(Figure data in JSON)
● ● ● ● ●

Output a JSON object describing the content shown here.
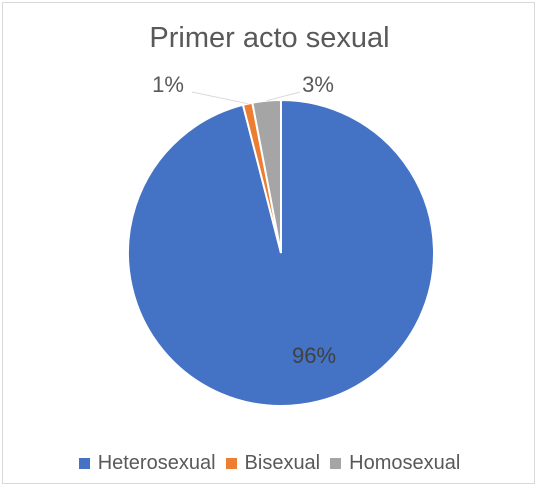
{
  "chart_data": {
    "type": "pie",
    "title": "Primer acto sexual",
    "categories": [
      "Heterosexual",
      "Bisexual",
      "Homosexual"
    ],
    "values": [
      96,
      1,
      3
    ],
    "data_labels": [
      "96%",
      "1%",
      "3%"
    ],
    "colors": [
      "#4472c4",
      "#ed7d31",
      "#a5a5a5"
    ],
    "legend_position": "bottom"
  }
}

● ● ● ● ●

Repeat the data exactly, dropping every picture it holds.

Output a JSON object describing the content shown here.
{
  "chart_data": {
    "type": "pie",
    "title": "Primer acto sexual",
    "categories": [
      "Heterosexual",
      "Bisexual",
      "Homosexual"
    ],
    "values": [
      96,
      1,
      3
    ],
    "data_labels": [
      "96%",
      "1%",
      "3%"
    ],
    "colors": [
      "#4472c4",
      "#ed7d31",
      "#a5a5a5"
    ],
    "legend_position": "bottom"
  }
}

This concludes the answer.